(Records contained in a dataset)
_ _ _ _ _ _ _

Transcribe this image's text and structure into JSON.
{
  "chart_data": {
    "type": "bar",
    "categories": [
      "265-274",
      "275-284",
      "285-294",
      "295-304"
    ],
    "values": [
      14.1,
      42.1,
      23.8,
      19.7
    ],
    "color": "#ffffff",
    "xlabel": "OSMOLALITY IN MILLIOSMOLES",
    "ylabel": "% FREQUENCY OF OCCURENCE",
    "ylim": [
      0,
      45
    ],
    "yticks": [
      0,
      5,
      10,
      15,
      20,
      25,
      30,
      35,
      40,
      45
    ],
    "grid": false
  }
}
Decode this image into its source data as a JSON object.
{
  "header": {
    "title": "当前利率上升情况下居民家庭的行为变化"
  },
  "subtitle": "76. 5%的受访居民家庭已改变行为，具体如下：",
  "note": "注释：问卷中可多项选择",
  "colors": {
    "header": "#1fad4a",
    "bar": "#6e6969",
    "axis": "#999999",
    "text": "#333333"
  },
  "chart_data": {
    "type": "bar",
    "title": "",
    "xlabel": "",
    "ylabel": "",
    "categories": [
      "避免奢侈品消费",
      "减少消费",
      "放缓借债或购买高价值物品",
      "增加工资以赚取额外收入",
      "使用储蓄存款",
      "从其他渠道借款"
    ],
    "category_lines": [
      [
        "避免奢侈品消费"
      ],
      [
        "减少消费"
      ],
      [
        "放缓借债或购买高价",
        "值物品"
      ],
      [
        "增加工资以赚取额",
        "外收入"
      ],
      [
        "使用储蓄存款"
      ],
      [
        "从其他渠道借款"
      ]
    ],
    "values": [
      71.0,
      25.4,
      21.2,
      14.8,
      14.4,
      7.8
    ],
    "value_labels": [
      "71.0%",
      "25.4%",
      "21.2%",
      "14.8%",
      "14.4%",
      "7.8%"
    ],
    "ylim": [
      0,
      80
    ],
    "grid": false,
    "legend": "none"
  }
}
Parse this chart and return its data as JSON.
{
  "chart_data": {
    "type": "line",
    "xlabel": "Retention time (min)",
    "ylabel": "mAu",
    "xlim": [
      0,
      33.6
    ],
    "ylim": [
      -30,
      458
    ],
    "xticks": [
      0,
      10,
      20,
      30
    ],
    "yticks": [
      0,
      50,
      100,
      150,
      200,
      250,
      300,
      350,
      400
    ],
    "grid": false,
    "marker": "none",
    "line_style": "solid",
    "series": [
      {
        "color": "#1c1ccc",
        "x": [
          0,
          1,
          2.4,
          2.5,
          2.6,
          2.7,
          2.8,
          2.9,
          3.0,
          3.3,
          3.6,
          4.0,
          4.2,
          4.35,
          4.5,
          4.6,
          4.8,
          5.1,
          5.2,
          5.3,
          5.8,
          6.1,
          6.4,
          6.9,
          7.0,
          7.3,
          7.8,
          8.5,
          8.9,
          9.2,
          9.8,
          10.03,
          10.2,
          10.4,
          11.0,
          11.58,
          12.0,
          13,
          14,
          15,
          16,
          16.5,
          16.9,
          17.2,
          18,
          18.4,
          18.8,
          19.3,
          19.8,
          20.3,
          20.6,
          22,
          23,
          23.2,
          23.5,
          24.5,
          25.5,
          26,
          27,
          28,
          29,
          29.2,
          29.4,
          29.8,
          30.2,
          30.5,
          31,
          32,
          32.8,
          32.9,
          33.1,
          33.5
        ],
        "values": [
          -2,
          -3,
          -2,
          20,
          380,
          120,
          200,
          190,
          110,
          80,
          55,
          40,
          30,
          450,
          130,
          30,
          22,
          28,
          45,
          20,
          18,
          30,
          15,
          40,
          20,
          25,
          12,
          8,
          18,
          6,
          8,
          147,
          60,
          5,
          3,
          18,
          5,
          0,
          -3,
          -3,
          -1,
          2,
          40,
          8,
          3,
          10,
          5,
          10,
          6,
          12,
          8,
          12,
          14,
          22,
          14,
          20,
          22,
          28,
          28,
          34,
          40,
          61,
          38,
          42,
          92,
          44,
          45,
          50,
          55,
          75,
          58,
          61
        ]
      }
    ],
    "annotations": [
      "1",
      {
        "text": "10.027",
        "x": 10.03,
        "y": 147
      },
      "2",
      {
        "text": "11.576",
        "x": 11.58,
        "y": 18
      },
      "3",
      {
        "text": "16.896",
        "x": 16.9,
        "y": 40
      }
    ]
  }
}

_ _ _ _ _ _ _

▶ Objective
Transcribe every entry verbatim.

▶ Solution to this task
Transcribe this image's text and structure into JSON.
{
  "chart_data": {
    "type": "bar",
    "categories": [
      "265-274",
      "275-284",
      "285-294",
      "295-304"
    ],
    "values": [
      14.1,
      42.1,
      23.8,
      19.7
    ],
    "color": "#ffffff",
    "xlabel": "OSMOLALITY IN MILLIOSMOLES",
    "ylabel": "% FREQUENCY OF OCCURENCE",
    "ylim": [
      0,
      45
    ],
    "yticks": [
      0,
      5,
      10,
      15,
      20,
      25,
      30,
      35,
      40,
      45
    ],
    "grid": false
  }
}
Decode this image into its source data as a JSON object.
{
  "header": {
    "title": "当前利率上升情况下居民家庭的行为变化"
  },
  "subtitle": "76. 5%的受访居民家庭已改变行为，具体如下：",
  "note": "注释：问卷中可多项选择",
  "colors": {
    "header": "#1fad4a",
    "bar": "#6e6969",
    "axis": "#999999",
    "text": "#333333"
  },
  "chart_data": {
    "type": "bar",
    "title": "",
    "xlabel": "",
    "ylabel": "",
    "categories": [
      "避免奢侈品消费",
      "减少消费",
      "放缓借债或购买高价值物品",
      "增加工资以赚取额外收入",
      "使用储蓄存款",
      "从其他渠道借款"
    ],
    "category_lines": [
      [
        "避免奢侈品消费"
      ],
      [
        "减少消费"
      ],
      [
        "放缓借债或购买高价",
        "值物品"
      ],
      [
        "增加工资以赚取额",
        "外收入"
      ],
      [
        "使用储蓄存款"
      ],
      [
        "从其他渠道借款"
      ]
    ],
    "values": [
      71.0,
      25.4,
      21.2,
      14.8,
      14.4,
      7.8
    ],
    "value_labels": [
      "71.0%",
      "25.4%",
      "21.2%",
      "14.8%",
      "14.4%",
      "7.8%"
    ],
    "ylim": [
      0,
      80
    ],
    "grid": false,
    "legend": "none"
  }
}
Parse this chart and return its data as JSON.
{
  "chart_data": {
    "type": "line",
    "xlabel": "Retention time (min)",
    "ylabel": "mAu",
    "xlim": [
      0,
      33.6
    ],
    "ylim": [
      -30,
      458
    ],
    "xticks": [
      0,
      10,
      20,
      30
    ],
    "yticks": [
      0,
      50,
      100,
      150,
      200,
      250,
      300,
      350,
      400
    ],
    "grid": false,
    "marker": "none",
    "line_style": "solid",
    "series": [
      {
        "color": "#1c1ccc",
        "x": [
          0,
          1,
          2.4,
          2.5,
          2.6,
          2.7,
          2.8,
          2.9,
          3.0,
          3.3,
          3.6,
          4.0,
          4.2,
          4.35,
          4.5,
          4.6,
          4.8,
          5.1,
          5.2,
          5.3,
          5.8,
          6.1,
          6.4,
          6.9,
          7.0,
          7.3,
          7.8,
          8.5,
          8.9,
          9.2,
          9.8,
          10.03,
          10.2,
          10.4,
          11.0,
          11.58,
          12.0,
          13,
          14,
          15,
          16,
          16.5,
          16.9,
          17.2,
          18,
          18.4,
          18.8,
          19.3,
          19.8,
          20.3,
          20.6,
          22,
          23,
          23.2,
          23.5,
          24.5,
          25.5,
          26,
          27,
          28,
          29,
          29.2,
          29.4,
          29.8,
          30.2,
          30.5,
          31,
          32,
          32.8,
          32.9,
          33.1,
          33.5
        ],
        "values": [
          -2,
          -3,
          -2,
          20,
          380,
          120,
          200,
          190,
          110,
          80,
          55,
          40,
          30,
          450,
          130,
          30,
          22,
          28,
          45,
          20,
          18,
          30,
          15,
          40,
          20,
          25,
          12,
          8,
          18,
          6,
          8,
          147,
          60,
          5,
          3,
          18,
          5,
          0,
          -3,
          -3,
          -1,
          2,
          40,
          8,
          3,
          10,
          5,
          10,
          6,
          12,
          8,
          12,
          14,
          22,
          14,
          20,
          22,
          28,
          28,
          34,
          40,
          61,
          38,
          42,
          92,
          44,
          45,
          50,
          55,
          75,
          58,
          61
        ]
      }
    ],
    "annotations": [
      "1",
      {
        "text": "10.027",
        "x": 10.03,
        "y": 147
      },
      "2",
      {
        "text": "11.576",
        "x": 11.58,
        "y": 18
      },
      "3",
      {
        "text": "16.896",
        "x": 16.9,
        "y": 40
      }
    ]
  }
}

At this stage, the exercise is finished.